======== INPUT ========
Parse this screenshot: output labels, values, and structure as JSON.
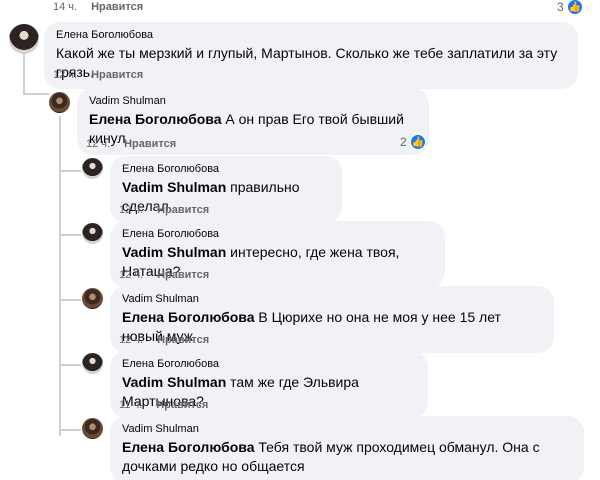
{
  "top": {
    "time": "14 ч.",
    "like_label": "Нравится",
    "reaction_count": "3"
  },
  "comments": [
    {
      "author": "Елена Боголюбова",
      "mention": "",
      "text": "Какой же ты мерзкий и глупый, Мартынов. Сколько же тебе заплатили за эту грязь.",
      "time": "12 ч.",
      "like_label": "Нравится"
    },
    {
      "author": "Vadim Shulman",
      "mention": "Елена Боголюбова",
      "text": "А он прав Его твой бывший кинул",
      "time": "12 ч.",
      "like_label": "Нравится",
      "reaction_count": "2"
    },
    {
      "author": "Елена Боголюбова",
      "mention": "Vadim Shulman",
      "text": "правильно сделал.",
      "time": "12 ч.",
      "like_label": "Нравится"
    },
    {
      "author": "Елена Боголюбова",
      "mention": "Vadim Shulman",
      "text": "интересно, где жена твоя, Наташа?",
      "time": "12 ч.",
      "like_label": "Нравится"
    },
    {
      "author": "Vadim Shulman",
      "mention": "Елена Боголюбова",
      "text": "В Цюрихе но она не моя у нее 15 лет новый муж",
      "time": "12 ч.",
      "like_label": "Нравится"
    },
    {
      "author": "Елена Боголюбова",
      "mention": "Vadim Shulman",
      "text": "там же где Эльвира Мартынова?",
      "time": "11 ч.",
      "like_label": "Нравится"
    },
    {
      "author": "Vadim Shulman",
      "mention": "Елена Боголюбова",
      "text": "Тебя твой муж проходимец обманул. Она с дочками редко но общается",
      "time": "",
      "like_label": ""
    }
  ],
  "colors": {
    "bubble_bg": "#f0f2f5",
    "meta_text": "#65676b",
    "like_blue": "#1877f2",
    "thread_line": "#ced0d4"
  },
  "icons": {
    "reaction": "thumbs-up-icon"
  }
}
========
STATED EXERCISE: Transcribe the whole listing, character for character, but not its images.

RESPONSE:
Parse this screenshot: output labels, values, and structure as JSON.
{
  "top": {
    "time": "14 ч.",
    "like_label": "Нравится",
    "reaction_count": "3"
  },
  "comments": [
    {
      "author": "Елена Боголюбова",
      "mention": "",
      "text": "Какой же ты мерзкий и глупый, Мартынов. Сколько же тебе заплатили за эту грязь.",
      "time": "12 ч.",
      "like_label": "Нравится"
    },
    {
      "author": "Vadim Shulman",
      "mention": "Елена Боголюбова",
      "text": "А он прав Его твой бывший кинул",
      "time": "12 ч.",
      "like_label": "Нравится",
      "reaction_count": "2"
    },
    {
      "author": "Елена Боголюбова",
      "mention": "Vadim Shulman",
      "text": "правильно сделал.",
      "time": "12 ч.",
      "like_label": "Нравится"
    },
    {
      "author": "Елена Боголюбова",
      "mention": "Vadim Shulman",
      "text": "интересно, где жена твоя, Наташа?",
      "time": "12 ч.",
      "like_label": "Нравится"
    },
    {
      "author": "Vadim Shulman",
      "mention": "Елена Боголюбова",
      "text": "В Цюрихе но она не моя у нее 15 лет новый муж",
      "time": "12 ч.",
      "like_label": "Нравится"
    },
    {
      "author": "Елена Боголюбова",
      "mention": "Vadim Shulman",
      "text": "там же где Эльвира Мартынова?",
      "time": "11 ч.",
      "like_label": "Нравится"
    },
    {
      "author": "Vadim Shulman",
      "mention": "Елена Боголюбова",
      "text": "Тебя твой муж проходимец обманул. Она с дочками редко но общается",
      "time": "",
      "like_label": ""
    }
  ],
  "colors": {
    "bubble_bg": "#f0f2f5",
    "meta_text": "#65676b",
    "like_blue": "#1877f2",
    "thread_line": "#ced0d4"
  },
  "icons": {
    "reaction": "thumbs-up-icon"
  }
}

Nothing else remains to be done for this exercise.